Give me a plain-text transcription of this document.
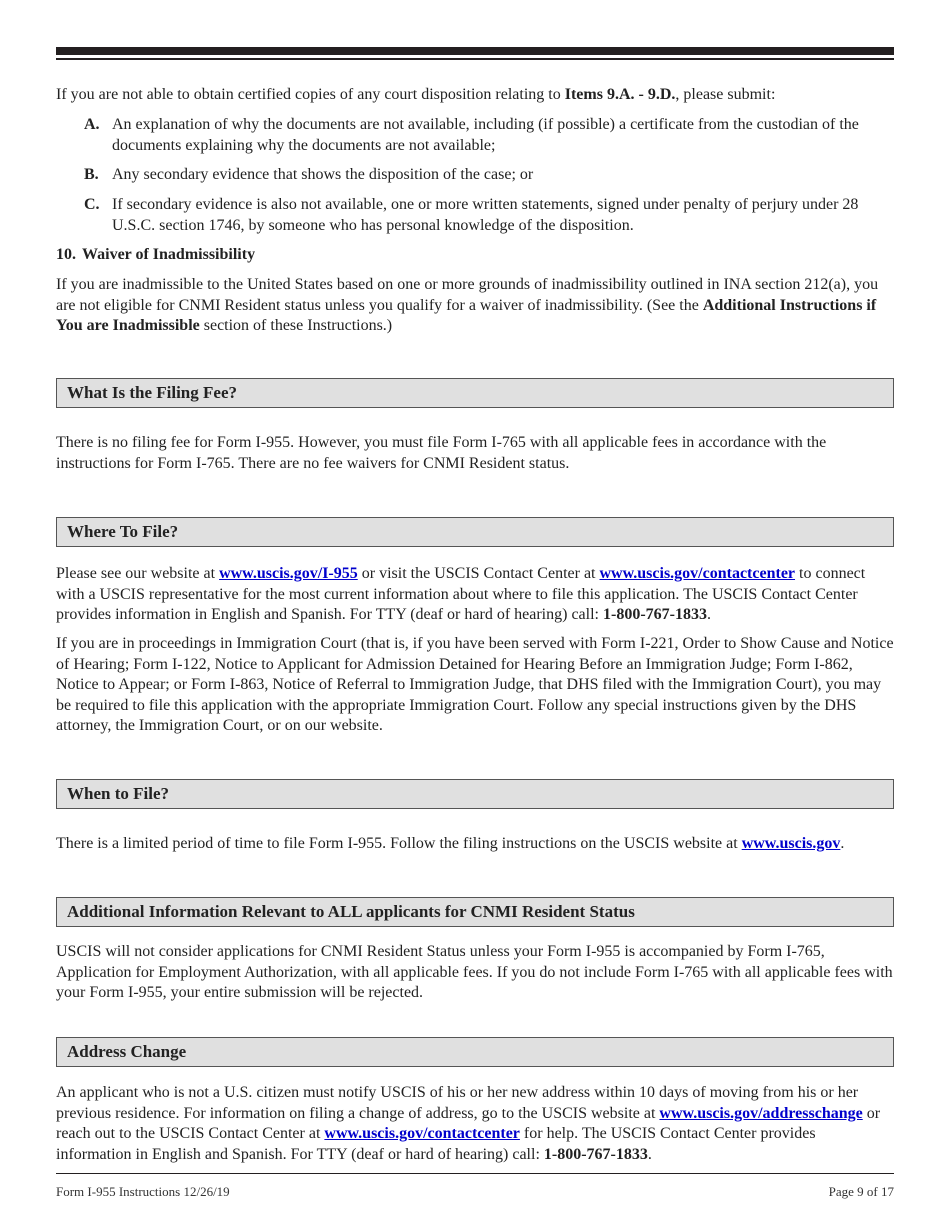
If you are not able to obtain certified copies of any court disposition relating to Items 9.A. - 9.D., please submit:

A. An explanation of why the documents are not available, including (if possible) a certificate from the custodian of the documents explaining why the documents are not available;
B. Any secondary evidence that shows the disposition of the case; or
C. If secondary evidence is also not available, one or more written statements, signed under penalty of perjury under 28 U.S.C. section 1746, by someone who has personal knowledge of the disposition.
10. Waiver of Inadmissibility

If you are inadmissible to the United States based on one or more grounds of inadmissibility outlined in INA section 212(a), you are not eligible for CNMI Resident status unless you qualify for a waiver of inadmissibility. (See the Additional Instructions if You are Inadmissible section of these Instructions.)

What Is the Filing Fee?

There is no filing fee for Form I-955. However, you must file Form I-765 with all applicable fees in accordance with the instructions for Form I-765. There are no fee waivers for CNMI Resident status.

Where To File?

Please see our website at www.uscis.gov/I-955 or visit the USCIS Contact Center at www.uscis.gov/contactcenter to connect with a USCIS representative for the most current information about where to file this application. The USCIS Contact Center provides information in English and Spanish. For TTY (deaf or hard of hearing) call: 1-800-767-1833.

If you are in proceedings in Immigration Court (that is, if you have been served with Form I-221, Order to Show Cause and Notice of Hearing; Form I-122, Notice to Applicant for Admission Detained for Hearing Before an Immigration Judge; Form I-862, Notice to Appear; or Form I-863, Notice of Referral to Immigration Judge, that DHS filed with the Immigration Court), you may be required to file this application with the appropriate Immigration Court. Follow any special instructions given by the DHS attorney, the Immigration Court, or on our website.

When to File?

There is a limited period of time to file Form I-955. Follow the filing instructions on the USCIS website at www.uscis.gov.

Additional Information Relevant to ALL applicants for CNMI Resident Status

USCIS will not consider applications for CNMI Resident Status unless your Form I-955 is accompanied by Form I-765, Application for Employment Authorization, with all applicable fees. If you do not include Form I-765 with all applicable fees with your Form I-955, your entire submission will be rejected.

Address Change

An applicant who is not a U.S. citizen must notify USCIS of his or her new address within 10 days of moving from his or her previous residence. For information on filing a change of address, go to the USCIS website at www.uscis.gov/addresschange or reach out to the USCIS Contact Center at www.uscis.gov/contactcenter for help. The USCIS Contact Center provides information in English and Spanish. For TTY (deaf or hard of hearing) call: 1-800-767-1833.

Form I-955 Instructions 12/26/19	Page 9 of 17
-=-=-
Set problem
Copy out each line of the records where the string "secondary" appears.

Full answer
B. Any secondary evidence that shows the disposition of the case; or
C. If secondary evidence is also not available, one or more written statements, signed under penalty of perjury under 28 U.S.C. section 1746, by someone who has personal knowledge of the disposition.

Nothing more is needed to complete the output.